[Figure record listings]
■ ■ ■ ■ ■

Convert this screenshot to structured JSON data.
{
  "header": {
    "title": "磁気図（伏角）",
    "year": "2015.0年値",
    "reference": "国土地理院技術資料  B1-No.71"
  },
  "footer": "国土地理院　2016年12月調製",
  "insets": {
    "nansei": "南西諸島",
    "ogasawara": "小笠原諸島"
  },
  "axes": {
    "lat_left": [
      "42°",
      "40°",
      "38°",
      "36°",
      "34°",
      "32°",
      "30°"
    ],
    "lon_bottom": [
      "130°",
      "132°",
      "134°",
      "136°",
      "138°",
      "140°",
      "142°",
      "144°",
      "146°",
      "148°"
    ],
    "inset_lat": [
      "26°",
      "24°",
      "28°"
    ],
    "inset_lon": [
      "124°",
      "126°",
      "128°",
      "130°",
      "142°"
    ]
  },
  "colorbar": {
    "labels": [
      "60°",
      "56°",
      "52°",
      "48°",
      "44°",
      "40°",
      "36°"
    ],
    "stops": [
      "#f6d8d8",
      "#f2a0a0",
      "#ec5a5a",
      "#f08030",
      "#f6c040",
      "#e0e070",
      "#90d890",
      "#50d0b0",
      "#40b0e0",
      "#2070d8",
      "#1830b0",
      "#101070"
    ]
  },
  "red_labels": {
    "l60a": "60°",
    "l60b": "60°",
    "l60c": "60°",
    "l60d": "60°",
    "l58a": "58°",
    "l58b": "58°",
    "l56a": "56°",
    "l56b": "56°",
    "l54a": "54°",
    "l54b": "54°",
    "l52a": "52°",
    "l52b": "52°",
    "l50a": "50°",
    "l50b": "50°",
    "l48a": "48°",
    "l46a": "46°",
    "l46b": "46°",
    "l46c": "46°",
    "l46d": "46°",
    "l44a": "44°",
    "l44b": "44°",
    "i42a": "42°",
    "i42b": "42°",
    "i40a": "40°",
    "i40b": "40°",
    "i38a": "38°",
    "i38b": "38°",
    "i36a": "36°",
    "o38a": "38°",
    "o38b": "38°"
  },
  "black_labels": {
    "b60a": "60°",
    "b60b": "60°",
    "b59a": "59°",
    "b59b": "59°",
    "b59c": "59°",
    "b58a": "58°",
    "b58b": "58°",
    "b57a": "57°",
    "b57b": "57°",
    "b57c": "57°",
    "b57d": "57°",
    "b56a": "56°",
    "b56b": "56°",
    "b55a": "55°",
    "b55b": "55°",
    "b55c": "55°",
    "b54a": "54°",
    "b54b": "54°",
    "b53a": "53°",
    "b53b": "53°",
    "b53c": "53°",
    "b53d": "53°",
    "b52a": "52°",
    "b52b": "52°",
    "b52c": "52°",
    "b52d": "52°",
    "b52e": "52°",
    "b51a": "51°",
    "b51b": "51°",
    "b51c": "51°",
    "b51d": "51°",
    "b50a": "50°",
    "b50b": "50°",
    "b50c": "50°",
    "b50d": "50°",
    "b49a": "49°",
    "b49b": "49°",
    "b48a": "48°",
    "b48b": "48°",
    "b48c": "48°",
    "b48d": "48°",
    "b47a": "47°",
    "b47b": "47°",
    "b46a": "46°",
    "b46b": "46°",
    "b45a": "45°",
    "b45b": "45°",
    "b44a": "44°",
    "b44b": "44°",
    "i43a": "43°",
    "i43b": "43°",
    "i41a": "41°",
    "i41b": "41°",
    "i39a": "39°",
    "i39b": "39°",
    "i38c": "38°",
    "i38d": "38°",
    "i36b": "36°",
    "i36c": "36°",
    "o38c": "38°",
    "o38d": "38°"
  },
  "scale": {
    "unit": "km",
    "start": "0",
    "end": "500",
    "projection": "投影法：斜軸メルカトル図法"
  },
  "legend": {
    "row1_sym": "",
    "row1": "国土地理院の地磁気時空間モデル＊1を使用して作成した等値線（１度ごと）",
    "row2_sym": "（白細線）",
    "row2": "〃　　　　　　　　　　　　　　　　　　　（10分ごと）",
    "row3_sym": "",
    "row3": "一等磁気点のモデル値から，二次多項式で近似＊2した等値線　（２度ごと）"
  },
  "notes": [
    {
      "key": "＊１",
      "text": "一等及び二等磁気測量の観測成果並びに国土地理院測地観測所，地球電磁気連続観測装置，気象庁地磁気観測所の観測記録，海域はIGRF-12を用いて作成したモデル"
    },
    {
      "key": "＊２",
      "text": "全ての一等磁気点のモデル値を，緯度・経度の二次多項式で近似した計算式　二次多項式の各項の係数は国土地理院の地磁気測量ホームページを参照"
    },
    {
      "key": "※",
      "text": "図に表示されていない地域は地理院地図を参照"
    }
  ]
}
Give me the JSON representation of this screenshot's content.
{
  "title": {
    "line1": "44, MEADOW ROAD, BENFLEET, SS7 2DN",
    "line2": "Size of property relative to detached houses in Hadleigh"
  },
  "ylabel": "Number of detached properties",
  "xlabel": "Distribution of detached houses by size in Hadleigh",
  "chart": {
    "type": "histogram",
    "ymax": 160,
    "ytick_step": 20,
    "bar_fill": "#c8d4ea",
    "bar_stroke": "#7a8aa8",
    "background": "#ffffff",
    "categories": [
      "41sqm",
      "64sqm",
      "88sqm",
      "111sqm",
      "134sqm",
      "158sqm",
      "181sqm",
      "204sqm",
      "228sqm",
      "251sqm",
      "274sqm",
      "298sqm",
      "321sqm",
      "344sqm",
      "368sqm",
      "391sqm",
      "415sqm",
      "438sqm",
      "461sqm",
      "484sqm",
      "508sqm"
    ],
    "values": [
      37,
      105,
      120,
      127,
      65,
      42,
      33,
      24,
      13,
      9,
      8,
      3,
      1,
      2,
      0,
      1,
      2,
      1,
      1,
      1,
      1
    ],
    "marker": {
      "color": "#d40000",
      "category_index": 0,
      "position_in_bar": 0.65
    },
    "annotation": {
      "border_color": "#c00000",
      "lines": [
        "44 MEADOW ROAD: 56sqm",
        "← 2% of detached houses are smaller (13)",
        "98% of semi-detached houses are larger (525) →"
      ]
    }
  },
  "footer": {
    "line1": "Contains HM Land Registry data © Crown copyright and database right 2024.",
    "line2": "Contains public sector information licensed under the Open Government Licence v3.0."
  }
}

■ ■ ■ ■ ■

**WHAT IS EXPECTED**
What is the number of lines in the records that contain the word "Contains"? Answer with the number and nothing else.

**THE RESPONSE**
2